> **WORKING DATA**:
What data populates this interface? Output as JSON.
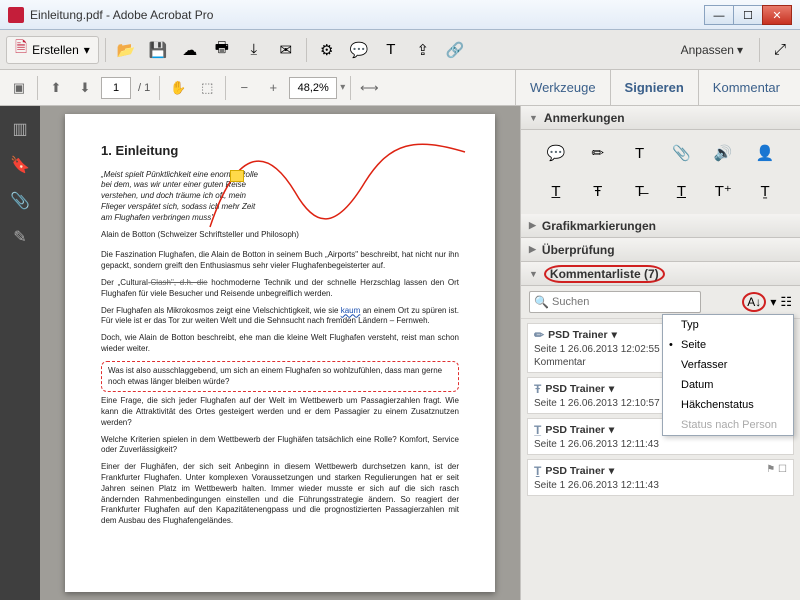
{
  "window": {
    "title": "Einleitung.pdf - Adobe Acrobat Pro"
  },
  "toolbar": {
    "erstellen": "Erstellen",
    "anpassen": "Anpassen"
  },
  "nav": {
    "page_current": "1",
    "page_total": "/ 1",
    "zoom": "48,2%"
  },
  "tabs": {
    "werkzeuge": "Werkzeuge",
    "signieren": "Signieren",
    "kommentar": "Kommentar"
  },
  "panel": {
    "anmerkungen": "Anmerkungen",
    "grafik": "Grafikmarkierungen",
    "ueber": "Überprüfung",
    "klist": "Kommentarliste (7)",
    "search_placeholder": "Suchen",
    "comments": [
      {
        "author": "PSD Trainer",
        "meta": "Seite 1  26.06.2013 12:02:55",
        "extra": "Kommentar"
      },
      {
        "author": "PSD Trainer",
        "meta": "Seite 1  26.06.2013 12:10:57",
        "extra": ""
      },
      {
        "author": "PSD Trainer",
        "meta": "Seite 1  26.06.2013 12:11:43",
        "extra": ""
      },
      {
        "author": "PSD Trainer",
        "meta": "Seite 1  26.06.2013 12:11:43",
        "extra": ""
      }
    ],
    "sortmenu": {
      "typ": "Typ",
      "seite": "Seite",
      "verfasser": "Verfasser",
      "datum": "Datum",
      "haekchen": "Häkchenstatus",
      "status_person": "Status nach Person"
    }
  },
  "doc": {
    "h1": "1. Einleitung",
    "quote": "„Meist spielt Pünktlichkeit eine enorme Rolle bei dem, was wir unter einer guten Reise verstehen, und doch träume ich oft, mein Flieger verspätet sich, sodass ich mehr Zeit am Flughafen verbringen muss\"",
    "author": "Alain de Botton (Schweizer Schriftsteller und Philosoph)",
    "p1": "Die Faszination Flughafen, die Alain de Botton in seinem Buch „Airports\" beschreibt, hat nicht nur ihn gepackt, sondern greift den Enthusiasmus sehr vieler Flughafenbegeisterter auf.",
    "p2a": "Der „Cultural-",
    "p2strike": "Clash\", d.h. die",
    "p2b": " hochmoderne Technik und der schnelle Herzschlag lassen den Ort Flughafen für viele Besucher und Reisende unbegreiflich werden.",
    "p3a": "Der Flughafen als Mikrokosmos zeigt eine Vielschichtigkeit, wie sie ",
    "p3annot": "kaum",
    "p3b": " an einem Ort zu spüren ist. Für viele ist er das Tor zur weiten Welt und die Sehnsucht nach fremden Ländern – Fernweh.",
    "p4": "Doch, wie Alain de Botton beschreibt, ehe man die kleine Welt Flughafen versteht, reist man schon wieder weiter.",
    "callout": "Was ist also ausschlaggebend, um sich an einem Flughafen so wohlzufühlen, dass man gerne noch etwas länger bleiben würde?",
    "p5": "Eine Frage, die sich jeder Flughafen auf der Welt im Wettbewerb um Passagierzahlen fragt. Wie kann die Attraktivität des Ortes gesteigert werden und er dem Passagier zu einem Zusatznutzen werden?",
    "p6": "Welche Kriterien spielen in dem Wettbewerb der Flughäfen tatsächlich eine Rolle? Komfort, Service oder Zuverlässigkeit?",
    "p7": "Einer der Flughäfen, der sich seit Anbeginn in diesem Wettbewerb durchsetzen kann, ist der Frankfurter Flughafen. Unter komplexen Voraussetzungen und starken Regulierungen hat er seit Jahren seinen Platz im Wettbewerb halten. Immer wieder musste er sich auf die sich rasch ändernden Rahmenbedingungen einstellen und die Führungsstrategie ändern. So reagiert der Frankfurter Flughafen auf den Kapazitätenengpass und die prognostizierten Passagierzahlen mit dem Ausbau des Flughafengeländes."
  }
}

> **WRITTEN TASK**:
Reproduce all the records verbatim, excluding images.

> **THE SOLUTION**:
What data populates this interface? Output as JSON.
{
  "window": {
    "title": "Einleitung.pdf - Adobe Acrobat Pro"
  },
  "toolbar": {
    "erstellen": "Erstellen",
    "anpassen": "Anpassen"
  },
  "nav": {
    "page_current": "1",
    "page_total": "/ 1",
    "zoom": "48,2%"
  },
  "tabs": {
    "werkzeuge": "Werkzeuge",
    "signieren": "Signieren",
    "kommentar": "Kommentar"
  },
  "panel": {
    "anmerkungen": "Anmerkungen",
    "grafik": "Grafikmarkierungen",
    "ueber": "Überprüfung",
    "klist": "Kommentarliste (7)",
    "search_placeholder": "Suchen",
    "comments": [
      {
        "author": "PSD Trainer",
        "meta": "Seite 1  26.06.2013 12:02:55",
        "extra": "Kommentar"
      },
      {
        "author": "PSD Trainer",
        "meta": "Seite 1  26.06.2013 12:10:57",
        "extra": ""
      },
      {
        "author": "PSD Trainer",
        "meta": "Seite 1  26.06.2013 12:11:43",
        "extra": ""
      },
      {
        "author": "PSD Trainer",
        "meta": "Seite 1  26.06.2013 12:11:43",
        "extra": ""
      }
    ],
    "sortmenu": {
      "typ": "Typ",
      "seite": "Seite",
      "verfasser": "Verfasser",
      "datum": "Datum",
      "haekchen": "Häkchenstatus",
      "status_person": "Status nach Person"
    }
  },
  "doc": {
    "h1": "1. Einleitung",
    "quote": "„Meist spielt Pünktlichkeit eine enorme Rolle bei dem, was wir unter einer guten Reise verstehen, und doch träume ich oft, mein Flieger verspätet sich, sodass ich mehr Zeit am Flughafen verbringen muss\"",
    "author": "Alain de Botton (Schweizer Schriftsteller und Philosoph)",
    "p1": "Die Faszination Flughafen, die Alain de Botton in seinem Buch „Airports\" beschreibt, hat nicht nur ihn gepackt, sondern greift den Enthusiasmus sehr vieler Flughafenbegeisterter auf.",
    "p2a": "Der „Cultural-",
    "p2strike": "Clash\", d.h. die",
    "p2b": " hochmoderne Technik und der schnelle Herzschlag lassen den Ort Flughafen für viele Besucher und Reisende unbegreiflich werden.",
    "p3a": "Der Flughafen als Mikrokosmos zeigt eine Vielschichtigkeit, wie sie ",
    "p3annot": "kaum",
    "p3b": " an einem Ort zu spüren ist. Für viele ist er das Tor zur weiten Welt und die Sehnsucht nach fremden Ländern – Fernweh.",
    "p4": "Doch, wie Alain de Botton beschreibt, ehe man die kleine Welt Flughafen versteht, reist man schon wieder weiter.",
    "callout": "Was ist also ausschlaggebend, um sich an einem Flughafen so wohlzufühlen, dass man gerne noch etwas länger bleiben würde?",
    "p5": "Eine Frage, die sich jeder Flughafen auf der Welt im Wettbewerb um Passagierzahlen fragt. Wie kann die Attraktivität des Ortes gesteigert werden und er dem Passagier zu einem Zusatznutzen werden?",
    "p6": "Welche Kriterien spielen in dem Wettbewerb der Flughäfen tatsächlich eine Rolle? Komfort, Service oder Zuverlässigkeit?",
    "p7": "Einer der Flughäfen, der sich seit Anbeginn in diesem Wettbewerb durchsetzen kann, ist der Frankfurter Flughafen. Unter komplexen Voraussetzungen und starken Regulierungen hat er seit Jahren seinen Platz im Wettbewerb halten. Immer wieder musste er sich auf die sich rasch ändernden Rahmenbedingungen einstellen und die Führungsstrategie ändern. So reagiert der Frankfurter Flughafen auf den Kapazitätenengpass und die prognostizierten Passagierzahlen mit dem Ausbau des Flughafengeländes."
  }
}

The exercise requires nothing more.